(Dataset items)
──────────

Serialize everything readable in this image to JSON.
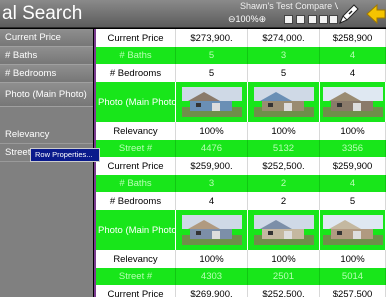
{
  "header": {
    "title": "al Search",
    "subtitle": "Shawn's Test Compare Vie",
    "zoom": "100%",
    "icons": [
      "zoom-out-icon",
      "zoom-in-icon",
      "save-icon",
      "print-icon",
      "email-icon",
      "trash-icon",
      "edit-icon",
      "pen-icon",
      "back-arrow-icon"
    ]
  },
  "sidebar": {
    "items": [
      {
        "label": "Current Price"
      },
      {
        "label": "# Baths"
      },
      {
        "label": "# Bedrooms"
      },
      {
        "label": "Photo (Main Photo)"
      },
      {
        "label": "Relevancy"
      },
      {
        "label": "Street #"
      }
    ]
  },
  "context_menu": {
    "label": "Row Properties..."
  },
  "grid": {
    "rows": [
      {
        "kind": "white",
        "label": "Current Price",
        "values": [
          "$273,900.",
          "$274,000.",
          "$258,900"
        ]
      },
      {
        "kind": "green",
        "label": "# Baths",
        "values": [
          "5",
          "3",
          "4"
        ]
      },
      {
        "kind": "white",
        "label": "# Bedrooms",
        "values": [
          "5",
          "5",
          "4"
        ]
      },
      {
        "kind": "photo",
        "label": "Photo (Main Photo)"
      },
      {
        "kind": "white",
        "label": "Relevancy",
        "values": [
          "100%",
          "100%",
          "100%"
        ]
      },
      {
        "kind": "green",
        "label": "Street #",
        "values": [
          "4476",
          "5132",
          "3356"
        ]
      },
      {
        "kind": "white",
        "label": "Current Price",
        "values": [
          "$259,900.",
          "$252,500.",
          "$259,900"
        ]
      },
      {
        "kind": "green",
        "label": "# Baths",
        "values": [
          "3",
          "2",
          "4"
        ]
      },
      {
        "kind": "white",
        "label": "# Bedrooms",
        "values": [
          "4",
          "2",
          "5"
        ]
      },
      {
        "kind": "photo",
        "label": "Photo (Main Photo)"
      },
      {
        "kind": "white",
        "label": "Relevancy",
        "values": [
          "100%",
          "100%",
          "100%"
        ]
      },
      {
        "kind": "green",
        "label": "Street #",
        "values": [
          "4303",
          "2501",
          "5014"
        ]
      },
      {
        "kind": "white",
        "label": "Current Price",
        "values": [
          "$269,900.",
          "$252,500.",
          "$257,500"
        ]
      }
    ]
  },
  "colors": {
    "green_row": "#18e61a",
    "header": "#6e6e6e",
    "sidebar": "#808080",
    "menu_highlight": "#0a1a8c"
  }
}
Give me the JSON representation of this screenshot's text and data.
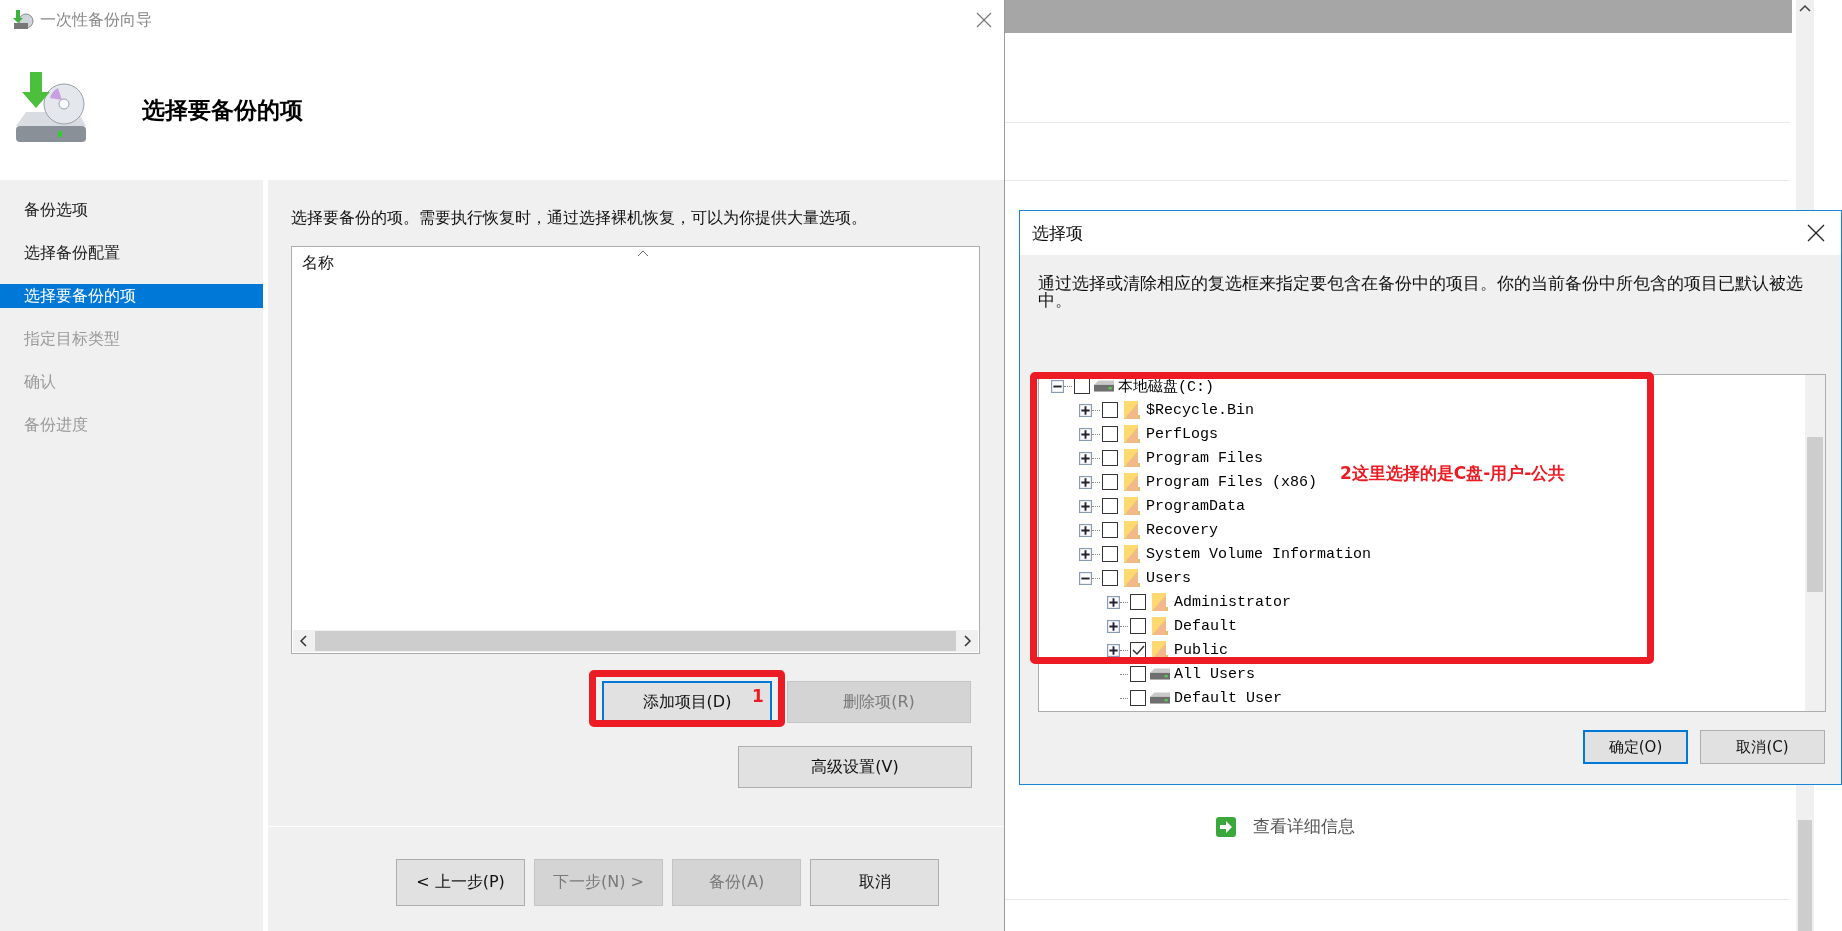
{
  "wizard": {
    "title": "一次性备份向导",
    "heading": "选择要备份的项",
    "steps": [
      {
        "label": "备份选项",
        "selected": false,
        "completed": true
      },
      {
        "label": "选择备份配置",
        "selected": false,
        "completed": true
      },
      {
        "label": "选择要备份的项",
        "selected": true,
        "completed": false
      },
      {
        "label": "指定目标类型",
        "selected": false,
        "completed": false
      },
      {
        "label": "确认",
        "selected": false,
        "completed": false
      },
      {
        "label": "备份进度",
        "selected": false,
        "completed": false
      }
    ],
    "instruction": "选择要备份的项。需要执行恢复时，通过选择裸机恢复，可以为你提供大量选项。",
    "list": {
      "columns": [
        {
          "label": "名称",
          "sorted": true
        }
      ]
    },
    "item_buttons": [
      {
        "label": "添加项目(D)",
        "disabled": false,
        "focused": true
      },
      {
        "label": "删除项(R)",
        "disabled": true,
        "focused": false
      }
    ],
    "advanced_button": {
      "label": "高级设置(V)",
      "disabled": false,
      "focused": false
    },
    "footer_buttons": [
      {
        "label": "< 上一步(P)",
        "disabled": false,
        "focused": false
      },
      {
        "label": "下一步(N) >",
        "disabled": true,
        "focused": false
      },
      {
        "label": "备份(A)",
        "disabled": true,
        "focused": false
      },
      {
        "label": "取消",
        "disabled": false,
        "focused": false
      }
    ]
  },
  "background_window": {
    "link": "查看详细信息"
  },
  "dialog": {
    "title": "选择项",
    "description": "通过选择或清除相应的复选框来指定要包含在备份中的项目。你的当前备份中所包含的项目已默认被选中。",
    "tree": [
      {
        "label": "本地磁盘(C:)",
        "kind": "drive",
        "expandable": true,
        "expanded": true,
        "checked": false,
        "children": [
          {
            "label": "$Recycle.Bin",
            "kind": "folder",
            "expandable": true,
            "expanded": false,
            "checked": false
          },
          {
            "label": "PerfLogs",
            "kind": "folder",
            "expandable": true,
            "expanded": false,
            "checked": false
          },
          {
            "label": "Program Files",
            "kind": "folder",
            "expandable": true,
            "expanded": false,
            "checked": false
          },
          {
            "label": "Program Files (x86)",
            "kind": "folder",
            "expandable": true,
            "expanded": false,
            "checked": false
          },
          {
            "label": "ProgramData",
            "kind": "folder",
            "expandable": true,
            "expanded": false,
            "checked": false
          },
          {
            "label": "Recovery",
            "kind": "folder",
            "expandable": true,
            "expanded": false,
            "checked": false
          },
          {
            "label": "System Volume Information",
            "kind": "folder",
            "expandable": true,
            "expanded": false,
            "checked": false
          },
          {
            "label": "Users",
            "kind": "folder",
            "expandable": true,
            "expanded": true,
            "checked": false,
            "children": [
              {
                "label": "Administrator",
                "kind": "folder",
                "expandable": true,
                "expanded": false,
                "checked": false
              },
              {
                "label": "Default",
                "kind": "folder",
                "expandable": true,
                "expanded": false,
                "checked": false
              },
              {
                "label": "Public",
                "kind": "folder",
                "expandable": true,
                "expanded": false,
                "checked": true
              },
              {
                "label": "All Users",
                "kind": "drive",
                "checked": false
              },
              {
                "label": "Default User",
                "kind": "drive",
                "checked": false
              }
            ]
          }
        ]
      }
    ],
    "buttons": [
      {
        "label": "确定(O)",
        "focused": true
      },
      {
        "label": "取消(C)",
        "focused": false
      }
    ]
  },
  "annotations": [
    {
      "text": "1"
    },
    {
      "text": "2这里选择的是C盘-用户-公共"
    }
  ]
}
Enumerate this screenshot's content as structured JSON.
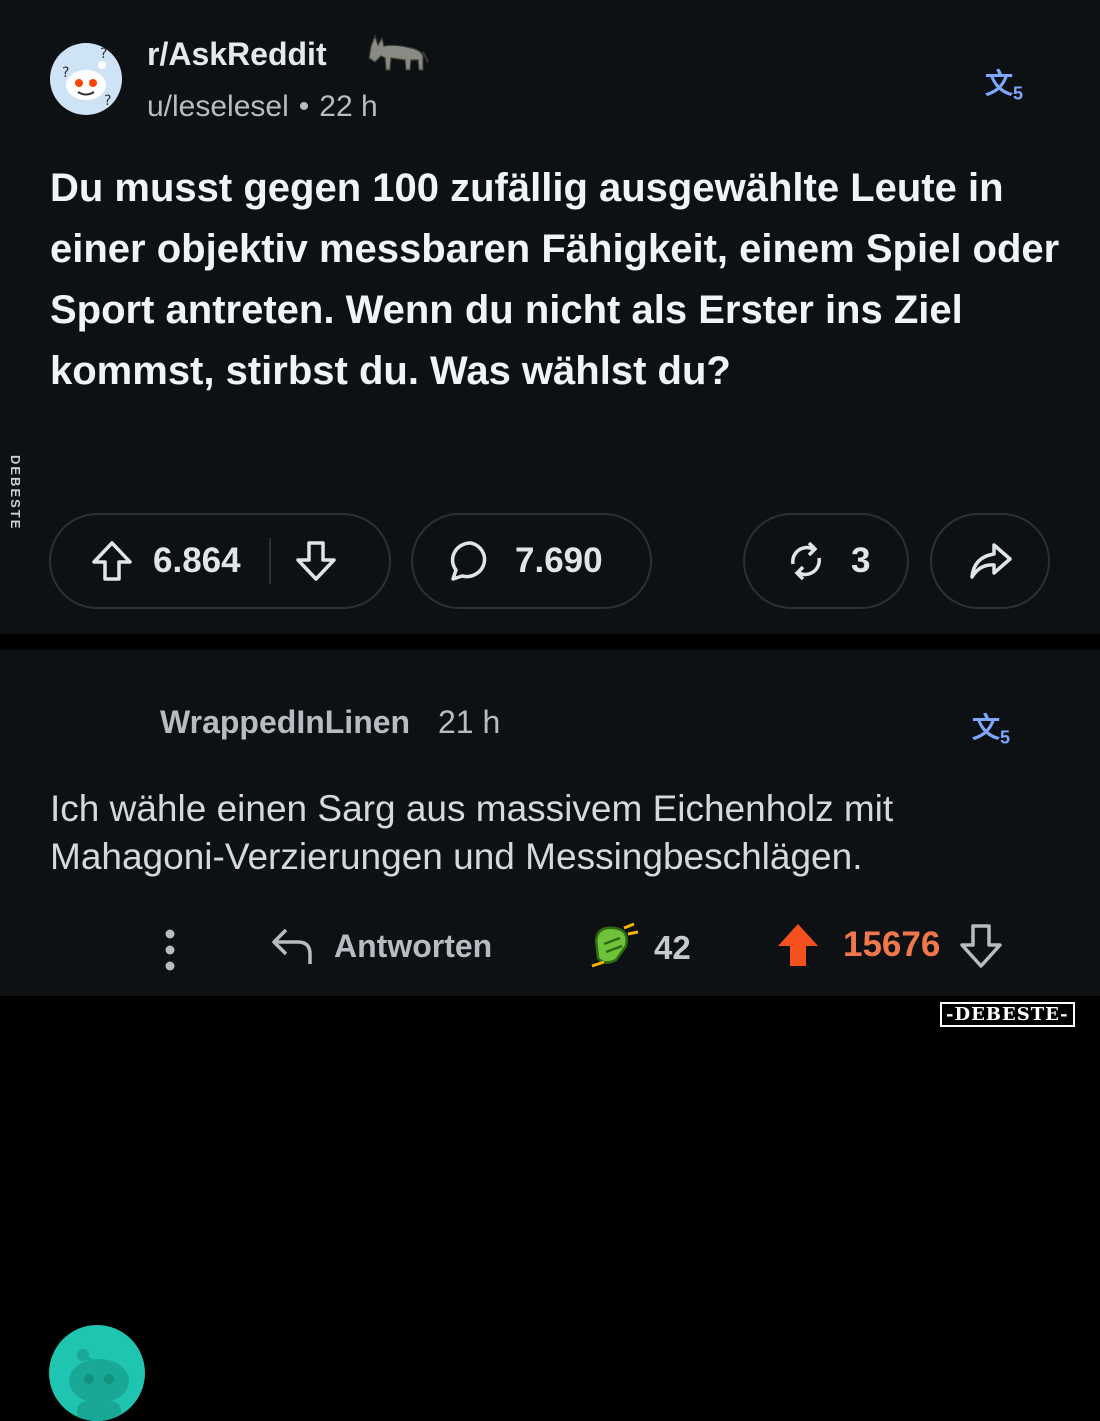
{
  "post": {
    "subreddit": "r/AskReddit",
    "author": "u/leselesel",
    "separator": "•",
    "age": "22 h",
    "title": "Du musst gegen 100 zufällig ausgewählte Leute in einer objektiv messbaren Fähigkeit, einem Spiel oder Sport antreten. Wenn du nicht als Erster ins Ziel kommst, stirbst du. Was wählst du?",
    "upvotes": "6.864",
    "comments": "7.690",
    "crossposts": "3"
  },
  "comment": {
    "author": "WrappedInLinen",
    "age": "21 h",
    "body": "Ich wähle einen Sarg aus massivem Eichenholz mit Mahagoni-Verzierungen und Messingbeschlägen.",
    "reply_label": "Antworten",
    "award_count": "42",
    "score": "15676"
  },
  "watermarks": {
    "side": "DEBESTE",
    "corner": "-DEBESTE-"
  },
  "colors": {
    "background": "#0e1114",
    "accent_upvote": "#f2784b",
    "translate_icon": "#7ea7ff"
  },
  "icons": [
    "subreddit-avatar",
    "donkey-image",
    "translate-icon",
    "upvote-arrow-icon",
    "downvote-arrow-icon",
    "comment-bubble-icon",
    "crosspost-icon",
    "share-icon",
    "more-options-icon",
    "reply-icon",
    "award-icon"
  ]
}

──────────

* **Directive**: Gather from the data above every line with the string "this".

* **Exercise solution**:
Serialize everything readable in this image to JSON.
Give me the JSON representation of this screenshot's text and data.
Enumerate this screenshot's content as structured JSON.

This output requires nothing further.